Stored data entries
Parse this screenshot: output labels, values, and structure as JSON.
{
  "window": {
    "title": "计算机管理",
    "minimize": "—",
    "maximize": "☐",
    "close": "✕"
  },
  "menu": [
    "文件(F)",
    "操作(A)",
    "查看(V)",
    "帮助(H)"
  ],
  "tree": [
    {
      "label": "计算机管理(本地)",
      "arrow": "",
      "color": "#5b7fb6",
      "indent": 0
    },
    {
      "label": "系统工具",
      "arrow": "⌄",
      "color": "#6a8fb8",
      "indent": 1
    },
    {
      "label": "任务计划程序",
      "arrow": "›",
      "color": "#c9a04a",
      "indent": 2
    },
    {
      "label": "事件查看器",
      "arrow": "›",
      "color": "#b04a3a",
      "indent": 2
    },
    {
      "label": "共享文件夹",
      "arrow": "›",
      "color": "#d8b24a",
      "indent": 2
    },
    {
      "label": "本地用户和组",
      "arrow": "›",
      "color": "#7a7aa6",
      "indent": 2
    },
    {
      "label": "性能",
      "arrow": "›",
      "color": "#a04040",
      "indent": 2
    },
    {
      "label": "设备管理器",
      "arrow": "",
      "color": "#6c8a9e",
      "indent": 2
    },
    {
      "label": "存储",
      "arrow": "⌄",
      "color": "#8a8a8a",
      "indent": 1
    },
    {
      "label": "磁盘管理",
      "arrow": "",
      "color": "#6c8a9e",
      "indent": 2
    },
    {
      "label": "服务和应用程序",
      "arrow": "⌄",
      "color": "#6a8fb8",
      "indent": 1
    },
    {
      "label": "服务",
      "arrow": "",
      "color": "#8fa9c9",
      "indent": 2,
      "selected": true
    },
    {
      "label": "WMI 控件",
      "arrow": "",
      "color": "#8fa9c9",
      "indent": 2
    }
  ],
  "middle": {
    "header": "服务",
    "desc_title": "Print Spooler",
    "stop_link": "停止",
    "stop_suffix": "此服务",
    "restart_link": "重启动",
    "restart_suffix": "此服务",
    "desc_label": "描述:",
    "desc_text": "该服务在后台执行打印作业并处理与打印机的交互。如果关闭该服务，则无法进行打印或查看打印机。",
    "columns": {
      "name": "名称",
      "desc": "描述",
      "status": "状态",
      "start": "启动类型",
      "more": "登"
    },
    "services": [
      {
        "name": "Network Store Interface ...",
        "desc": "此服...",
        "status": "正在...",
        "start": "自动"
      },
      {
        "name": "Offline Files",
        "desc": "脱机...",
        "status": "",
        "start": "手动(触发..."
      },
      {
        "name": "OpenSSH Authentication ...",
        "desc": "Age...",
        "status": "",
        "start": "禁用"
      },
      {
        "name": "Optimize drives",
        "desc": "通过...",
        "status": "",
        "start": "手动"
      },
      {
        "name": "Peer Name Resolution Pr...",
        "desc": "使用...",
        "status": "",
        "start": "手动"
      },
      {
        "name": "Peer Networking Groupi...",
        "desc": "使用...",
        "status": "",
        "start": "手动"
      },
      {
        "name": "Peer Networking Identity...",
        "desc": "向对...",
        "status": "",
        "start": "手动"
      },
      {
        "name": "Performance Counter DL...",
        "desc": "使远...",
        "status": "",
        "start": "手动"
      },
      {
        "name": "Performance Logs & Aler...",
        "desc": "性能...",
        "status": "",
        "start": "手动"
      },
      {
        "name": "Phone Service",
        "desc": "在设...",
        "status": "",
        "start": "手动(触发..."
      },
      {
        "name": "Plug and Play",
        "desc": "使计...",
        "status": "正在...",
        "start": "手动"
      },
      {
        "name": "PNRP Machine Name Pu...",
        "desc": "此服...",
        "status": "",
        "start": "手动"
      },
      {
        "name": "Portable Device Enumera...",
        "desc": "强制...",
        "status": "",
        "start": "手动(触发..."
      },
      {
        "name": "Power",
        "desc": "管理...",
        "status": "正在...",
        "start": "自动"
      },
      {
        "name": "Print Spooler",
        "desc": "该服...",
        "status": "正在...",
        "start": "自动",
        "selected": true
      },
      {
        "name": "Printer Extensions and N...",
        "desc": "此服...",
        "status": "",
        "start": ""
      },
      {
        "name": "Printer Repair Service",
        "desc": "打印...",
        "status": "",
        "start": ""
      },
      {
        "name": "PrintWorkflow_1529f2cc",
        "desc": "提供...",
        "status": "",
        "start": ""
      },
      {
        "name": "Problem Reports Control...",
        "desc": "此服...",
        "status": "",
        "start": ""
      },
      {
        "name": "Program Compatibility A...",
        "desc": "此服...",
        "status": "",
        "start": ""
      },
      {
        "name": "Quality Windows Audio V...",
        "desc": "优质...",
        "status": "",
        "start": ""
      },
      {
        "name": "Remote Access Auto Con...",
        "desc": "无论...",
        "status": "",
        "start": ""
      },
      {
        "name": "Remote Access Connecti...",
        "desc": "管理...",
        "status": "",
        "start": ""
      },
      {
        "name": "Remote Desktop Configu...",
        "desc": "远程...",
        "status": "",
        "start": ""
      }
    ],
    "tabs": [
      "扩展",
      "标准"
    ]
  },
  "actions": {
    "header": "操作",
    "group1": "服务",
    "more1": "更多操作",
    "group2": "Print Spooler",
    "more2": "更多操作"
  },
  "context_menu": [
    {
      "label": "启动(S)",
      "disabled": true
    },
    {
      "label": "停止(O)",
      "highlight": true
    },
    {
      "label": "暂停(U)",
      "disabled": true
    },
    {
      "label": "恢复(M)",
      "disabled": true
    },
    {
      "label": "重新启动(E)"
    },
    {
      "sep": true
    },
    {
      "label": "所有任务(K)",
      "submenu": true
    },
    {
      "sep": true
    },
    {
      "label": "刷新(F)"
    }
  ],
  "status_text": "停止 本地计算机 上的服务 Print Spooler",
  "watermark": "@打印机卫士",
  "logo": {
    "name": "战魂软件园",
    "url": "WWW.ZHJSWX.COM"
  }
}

◆ **Problem statement**
Reproduce the listing in full. Keep it exactly as written.

◆ **Exercise solution**
Parse this screenshot: output labels, values, and structure as JSON.
{
  "window": {
    "title": "计算机管理",
    "minimize": "—",
    "maximize": "☐",
    "close": "✕"
  },
  "menu": [
    "文件(F)",
    "操作(A)",
    "查看(V)",
    "帮助(H)"
  ],
  "tree": [
    {
      "label": "计算机管理(本地)",
      "arrow": "",
      "color": "#5b7fb6",
      "indent": 0
    },
    {
      "label": "系统工具",
      "arrow": "⌄",
      "color": "#6a8fb8",
      "indent": 1
    },
    {
      "label": "任务计划程序",
      "arrow": "›",
      "color": "#c9a04a",
      "indent": 2
    },
    {
      "label": "事件查看器",
      "arrow": "›",
      "color": "#b04a3a",
      "indent": 2
    },
    {
      "label": "共享文件夹",
      "arrow": "›",
      "color": "#d8b24a",
      "indent": 2
    },
    {
      "label": "本地用户和组",
      "arrow": "›",
      "color": "#7a7aa6",
      "indent": 2
    },
    {
      "label": "性能",
      "arrow": "›",
      "color": "#a04040",
      "indent": 2
    },
    {
      "label": "设备管理器",
      "arrow": "",
      "color": "#6c8a9e",
      "indent": 2
    },
    {
      "label": "存储",
      "arrow": "⌄",
      "color": "#8a8a8a",
      "indent": 1
    },
    {
      "label": "磁盘管理",
      "arrow": "",
      "color": "#6c8a9e",
      "indent": 2
    },
    {
      "label": "服务和应用程序",
      "arrow": "⌄",
      "color": "#6a8fb8",
      "indent": 1
    },
    {
      "label": "服务",
      "arrow": "",
      "color": "#8fa9c9",
      "indent": 2,
      "selected": true
    },
    {
      "label": "WMI 控件",
      "arrow": "",
      "color": "#8fa9c9",
      "indent": 2
    }
  ],
  "middle": {
    "header": "服务",
    "desc_title": "Print Spooler",
    "stop_link": "停止",
    "stop_suffix": "此服务",
    "restart_link": "重启动",
    "restart_suffix": "此服务",
    "desc_label": "描述:",
    "desc_text": "该服务在后台执行打印作业并处理与打印机的交互。如果关闭该服务，则无法进行打印或查看打印机。",
    "columns": {
      "name": "名称",
      "desc": "描述",
      "status": "状态",
      "start": "启动类型",
      "more": "登"
    },
    "services": [
      {
        "name": "Network Store Interface ...",
        "desc": "此服...",
        "status": "正在...",
        "start": "自动"
      },
      {
        "name": "Offline Files",
        "desc": "脱机...",
        "status": "",
        "start": "手动(触发..."
      },
      {
        "name": "OpenSSH Authentication ...",
        "desc": "Age...",
        "status": "",
        "start": "禁用"
      },
      {
        "name": "Optimize drives",
        "desc": "通过...",
        "status": "",
        "start": "手动"
      },
      {
        "name": "Peer Name Resolution Pr...",
        "desc": "使用...",
        "status": "",
        "start": "手动"
      },
      {
        "name": "Peer Networking Groupi...",
        "desc": "使用...",
        "status": "",
        "start": "手动"
      },
      {
        "name": "Peer Networking Identity...",
        "desc": "向对...",
        "status": "",
        "start": "手动"
      },
      {
        "name": "Performance Counter DL...",
        "desc": "使远...",
        "status": "",
        "start": "手动"
      },
      {
        "name": "Performance Logs & Aler...",
        "desc": "性能...",
        "status": "",
        "start": "手动"
      },
      {
        "name": "Phone Service",
        "desc": "在设...",
        "status": "",
        "start": "手动(触发..."
      },
      {
        "name": "Plug and Play",
        "desc": "使计...",
        "status": "正在...",
        "start": "手动"
      },
      {
        "name": "PNRP Machine Name Pu...",
        "desc": "此服...",
        "status": "",
        "start": "手动"
      },
      {
        "name": "Portable Device Enumera...",
        "desc": "强制...",
        "status": "",
        "start": "手动(触发..."
      },
      {
        "name": "Power",
        "desc": "管理...",
        "status": "正在...",
        "start": "自动"
      },
      {
        "name": "Print Spooler",
        "desc": "该服...",
        "status": "正在...",
        "start": "自动",
        "selected": true
      },
      {
        "name": "Printer Extensions and N...",
        "desc": "此服...",
        "status": "",
        "start": ""
      },
      {
        "name": "Printer Repair Service",
        "desc": "打印...",
        "status": "",
        "start": ""
      },
      {
        "name": "PrintWorkflow_1529f2cc",
        "desc": "提供...",
        "status": "",
        "start": ""
      },
      {
        "name": "Problem Reports Control...",
        "desc": "此服...",
        "status": "",
        "start": ""
      },
      {
        "name": "Program Compatibility A...",
        "desc": "此服...",
        "status": "",
        "start": ""
      },
      {
        "name": "Quality Windows Audio V...",
        "desc": "优质...",
        "status": "",
        "start": ""
      },
      {
        "name": "Remote Access Auto Con...",
        "desc": "无论...",
        "status": "",
        "start": ""
      },
      {
        "name": "Remote Access Connecti...",
        "desc": "管理...",
        "status": "",
        "start": ""
      },
      {
        "name": "Remote Desktop Configu...",
        "desc": "远程...",
        "status": "",
        "start": ""
      }
    ],
    "tabs": [
      "扩展",
      "标准"
    ]
  },
  "actions": {
    "header": "操作",
    "group1": "服务",
    "more1": "更多操作",
    "group2": "Print Spooler",
    "more2": "更多操作"
  },
  "context_menu": [
    {
      "label": "启动(S)",
      "disabled": true
    },
    {
      "label": "停止(O)",
      "highlight": true
    },
    {
      "label": "暂停(U)",
      "disabled": true
    },
    {
      "label": "恢复(M)",
      "disabled": true
    },
    {
      "label": "重新启动(E)"
    },
    {
      "sep": true
    },
    {
      "label": "所有任务(K)",
      "submenu": true
    },
    {
      "sep": true
    },
    {
      "label": "刷新(F)"
    }
  ],
  "status_text": "停止 本地计算机 上的服务 Print Spooler",
  "watermark": "@打印机卫士",
  "logo": {
    "name": "战魂软件园",
    "url": "WWW.ZHJSWX.COM"
  }
}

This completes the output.